■ **Exercise**
From the entries that follow, gather each line holding the word "JSON".

───── Recorded data

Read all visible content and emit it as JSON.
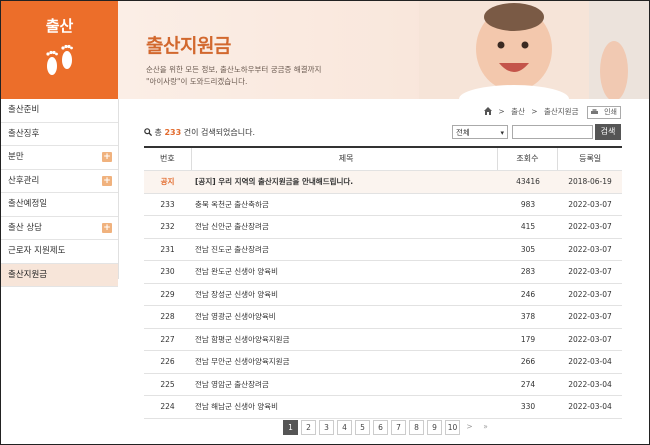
{
  "sidebar": {
    "title": "출산",
    "items": [
      {
        "label": "출산준비",
        "plus": false,
        "active": false
      },
      {
        "label": "출산징후",
        "plus": false,
        "active": false
      },
      {
        "label": "분만",
        "plus": true,
        "active": false
      },
      {
        "label": "산후관리",
        "plus": true,
        "active": false
      },
      {
        "label": "출산예정일",
        "plus": false,
        "active": false
      },
      {
        "label": "출산 상담",
        "plus": true,
        "active": false
      },
      {
        "label": "근로자 지원제도",
        "plus": false,
        "active": false
      },
      {
        "label": "출산지원금",
        "plus": false,
        "active": true
      }
    ],
    "plus_icon": "+"
  },
  "banner": {
    "title": "출산지원금",
    "desc_line1": "순산을 위한 모든 정보, 출산노하우부터 궁금증 해결까지",
    "desc_line2": "\"아이사랑\"이 도와드리겠습니다."
  },
  "breadcrumb": {
    "home_icon": "home-icon",
    "sep": ">",
    "level1": "출산",
    "level2": "출산지원금",
    "print_label": "인쇄"
  },
  "search": {
    "count_prefix": "총",
    "count": "233",
    "count_suffix": "건이 검색되었습니다.",
    "select_value": "전체",
    "input_value": "",
    "button_label": "검색"
  },
  "table": {
    "headers": [
      "번호",
      "제목",
      "조회수",
      "등록일"
    ],
    "notice": {
      "num": "공지",
      "title": "[공지] 우리 지역의 출산지원금을 안내해드립니다.",
      "views": "43416",
      "date": "2018-06-19"
    },
    "rows": [
      {
        "num": "233",
        "title": "충북 옥천군 출산축하금",
        "views": "983",
        "date": "2022-03-07"
      },
      {
        "num": "232",
        "title": "전남 신안군 출산장려금",
        "views": "415",
        "date": "2022-03-07"
      },
      {
        "num": "231",
        "title": "전남 진도군 출산장려금",
        "views": "305",
        "date": "2022-03-07"
      },
      {
        "num": "230",
        "title": "전남 완도군 신생아 양육비",
        "views": "283",
        "date": "2022-03-07"
      },
      {
        "num": "229",
        "title": "전남 장성군 신생아 양육비",
        "views": "246",
        "date": "2022-03-07"
      },
      {
        "num": "228",
        "title": "전남 영광군 신생아양육비",
        "views": "378",
        "date": "2022-03-07"
      },
      {
        "num": "227",
        "title": "전남 함평군 신생아양육지원금",
        "views": "179",
        "date": "2022-03-07"
      },
      {
        "num": "226",
        "title": "전남 무안군 신생아양육지원금",
        "views": "266",
        "date": "2022-03-04"
      },
      {
        "num": "225",
        "title": "전남 영암군 출산장려금",
        "views": "274",
        "date": "2022-03-04"
      },
      {
        "num": "224",
        "title": "전남 해남군 신생아 양육비",
        "views": "330",
        "date": "2022-03-04"
      }
    ]
  },
  "pagination": {
    "pages": [
      "1",
      "2",
      "3",
      "4",
      "5",
      "6",
      "7",
      "8",
      "9",
      "10"
    ],
    "current": "1",
    "next": ">",
    "last": "»"
  },
  "colors": {
    "accent": "#ec6e2a",
    "active_bg": "#f7e5d9"
  }
}
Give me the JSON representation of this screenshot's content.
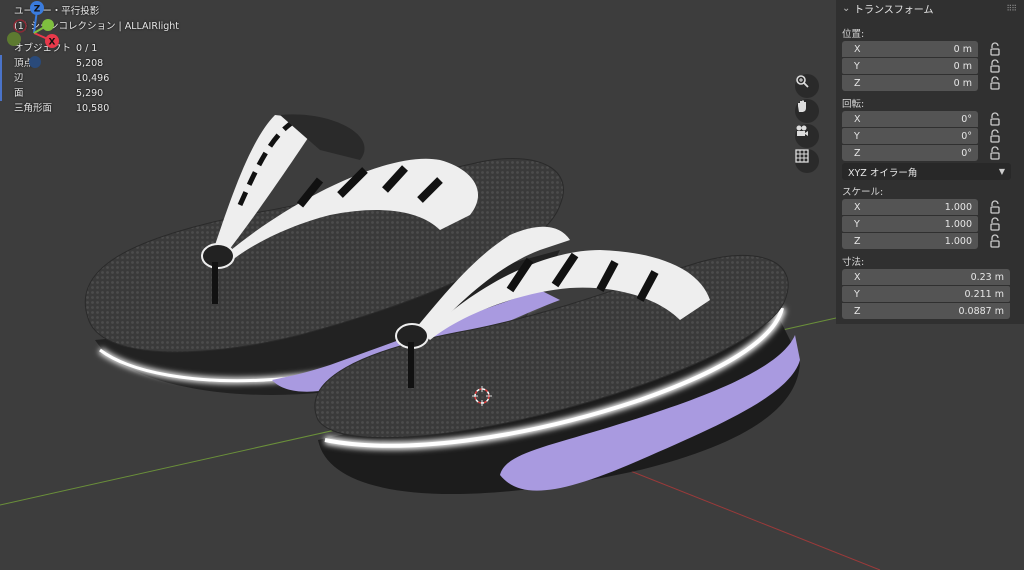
{
  "viewport": {
    "view_name": "ユーザー・平行投影",
    "collection": "(1) シーンコレクション | ALLAIRlight",
    "stats": [
      {
        "label": "オブジェクト",
        "value": "0 / 1"
      },
      {
        "label": "頂点",
        "value": "5,208"
      },
      {
        "label": "辺",
        "value": "10,496"
      },
      {
        "label": "面",
        "value": "5,290"
      },
      {
        "label": "三角形面",
        "value": "10,580"
      }
    ]
  },
  "gizmo": {
    "z": "Z",
    "x": "X",
    "y": "Y"
  },
  "tools": [
    {
      "name": "zoom-icon"
    },
    {
      "name": "hand-icon"
    },
    {
      "name": "camera-icon"
    },
    {
      "name": "grid-icon"
    }
  ],
  "panel": {
    "title": "トランスフォーム",
    "location": {
      "label": "位置:",
      "x": {
        "label": "X",
        "value": "0 m"
      },
      "y": {
        "label": "Y",
        "value": "0 m"
      },
      "z": {
        "label": "Z",
        "value": "0 m"
      }
    },
    "rotation": {
      "label": "回転:",
      "x": {
        "label": "X",
        "value": "0°"
      },
      "y": {
        "label": "Y",
        "value": "0°"
      },
      "z": {
        "label": "Z",
        "value": "0°"
      }
    },
    "rotation_mode": "XYZ オイラー角",
    "scale": {
      "label": "スケール:",
      "x": {
        "label": "X",
        "value": "1.000"
      },
      "y": {
        "label": "Y",
        "value": "1.000"
      },
      "z": {
        "label": "Z",
        "value": "1.000"
      }
    },
    "dimensions": {
      "label": "寸法:",
      "x": {
        "label": "X",
        "value": "0.23 m"
      },
      "y": {
        "label": "Y",
        "value": "0.211 m"
      },
      "z": {
        "label": "Z",
        "value": "0.0887 m"
      }
    }
  },
  "colors": {
    "background": "#3d3d3d",
    "panel": "#303030",
    "field": "#545454",
    "axis_x": "#e8394a",
    "axis_y": "#7fbf3f",
    "axis_z": "#3a7bdc",
    "sole_lavender": "#a99ae0"
  }
}
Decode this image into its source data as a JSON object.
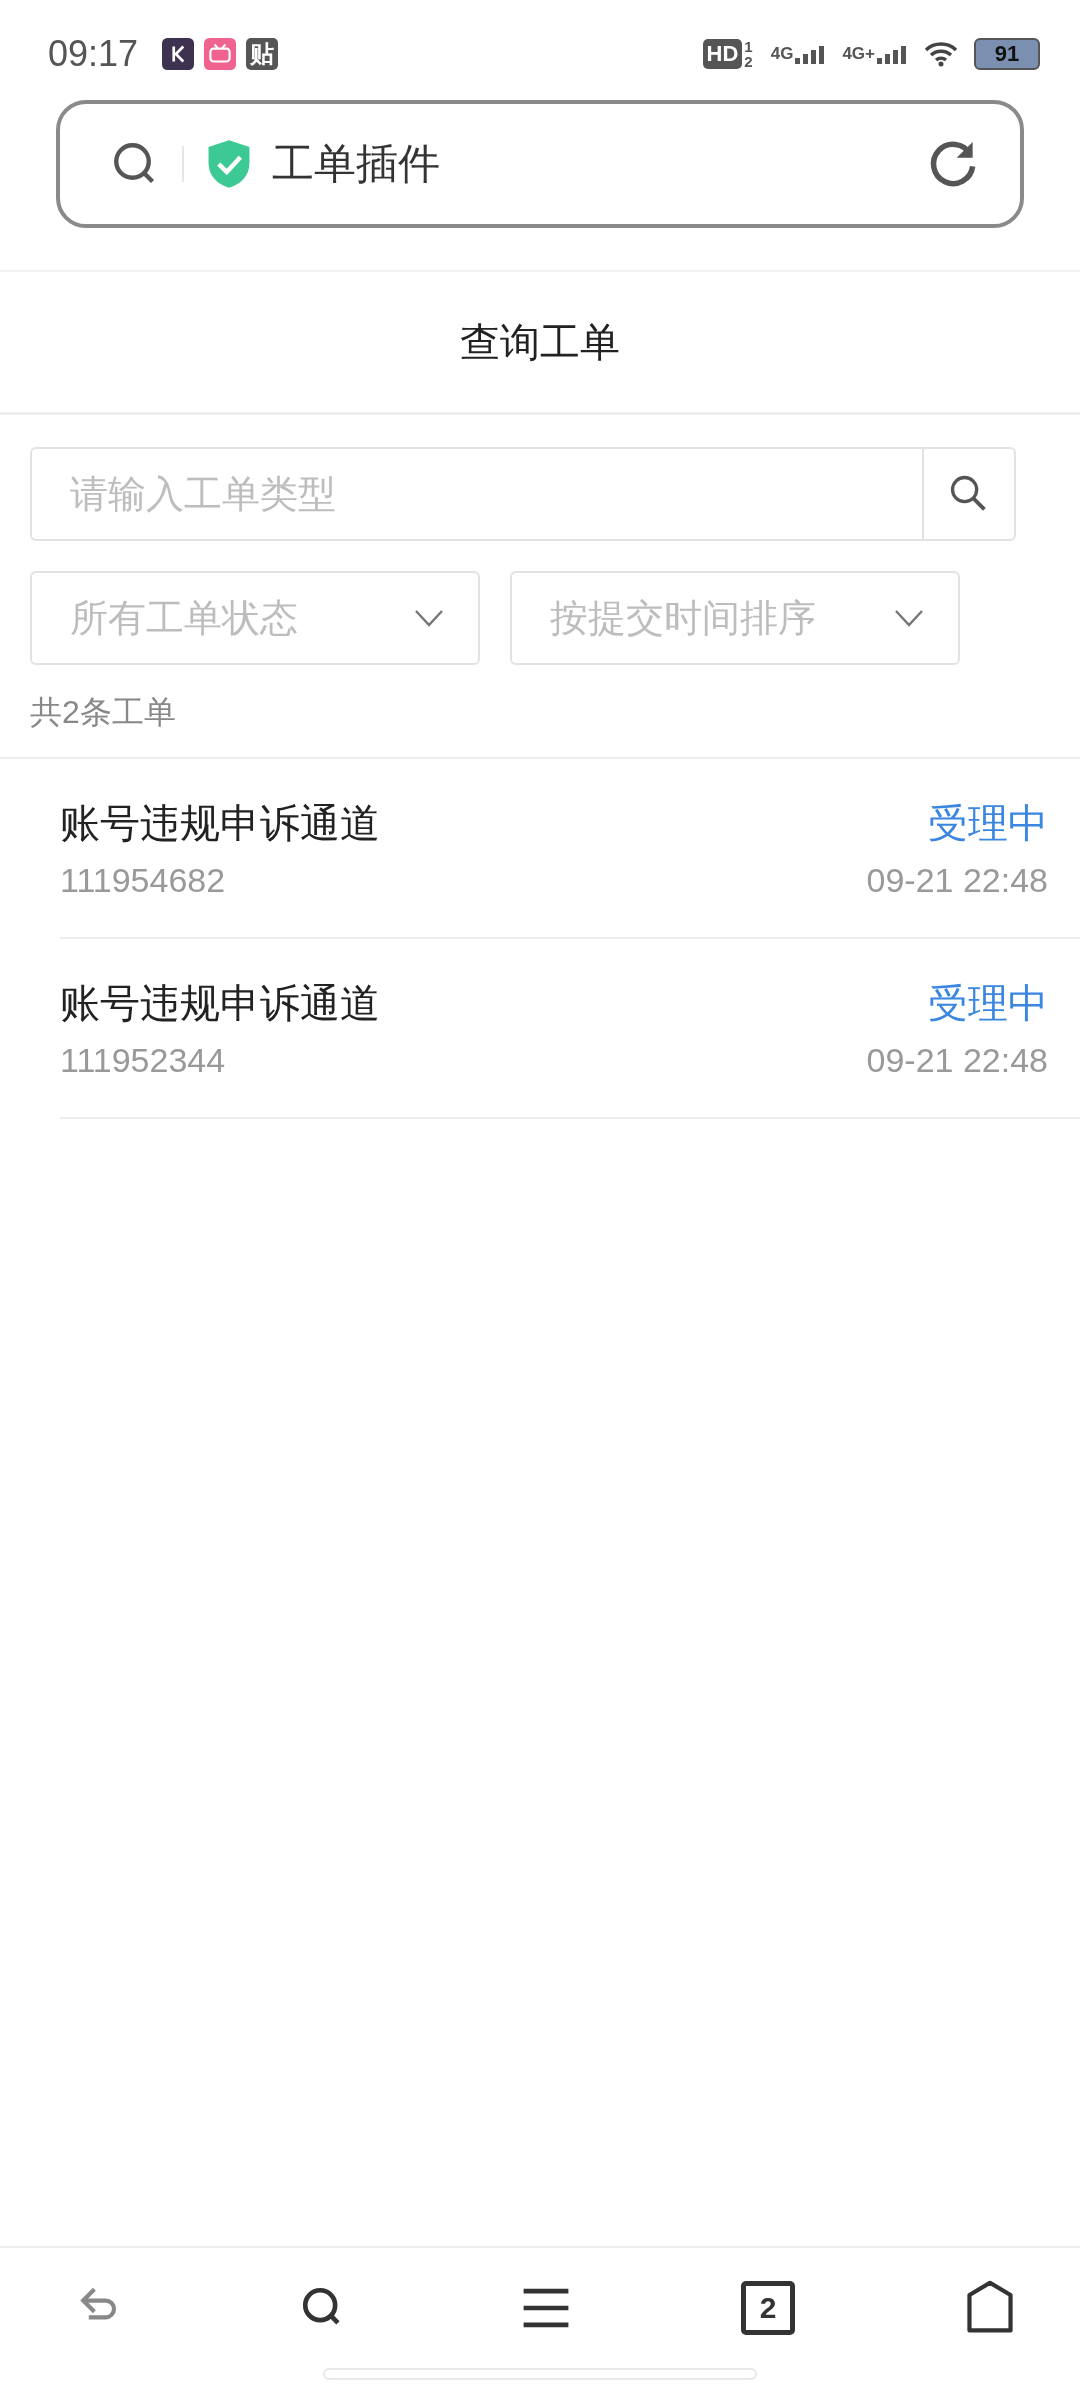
{
  "status_bar": {
    "time": "09:17",
    "notification_icons": [
      {
        "kind": "app"
      },
      {
        "kind": "video"
      },
      {
        "kind": "text",
        "label": "贴"
      }
    ],
    "hd": "HD",
    "sims": [
      "1",
      "2"
    ],
    "signals": [
      "4G",
      "4G+"
    ],
    "battery": "91"
  },
  "address_bar": {
    "title": "工单插件"
  },
  "page_title": "查询工单",
  "search": {
    "placeholder": "请输入工单类型"
  },
  "filters": [
    {
      "placeholder": "所有工单状态"
    },
    {
      "placeholder": "按提交时间排序"
    }
  ],
  "count": "共2条工单",
  "tickets": [
    {
      "title": "账号违规申诉通道",
      "id": "111954682",
      "status": "受理中",
      "time": "09-21 22:48"
    },
    {
      "title": "账号违规申诉通道",
      "id": "111952344",
      "status": "受理中",
      "time": "09-21 22:48"
    }
  ],
  "bottom_nav": {
    "tab_count": "2"
  }
}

──────────

■ **Exercise solution**
Read all visible content and emit it as JSON.
Give me the JSON representation of this screenshot's content.
Decode this image into its source data as a JSON object.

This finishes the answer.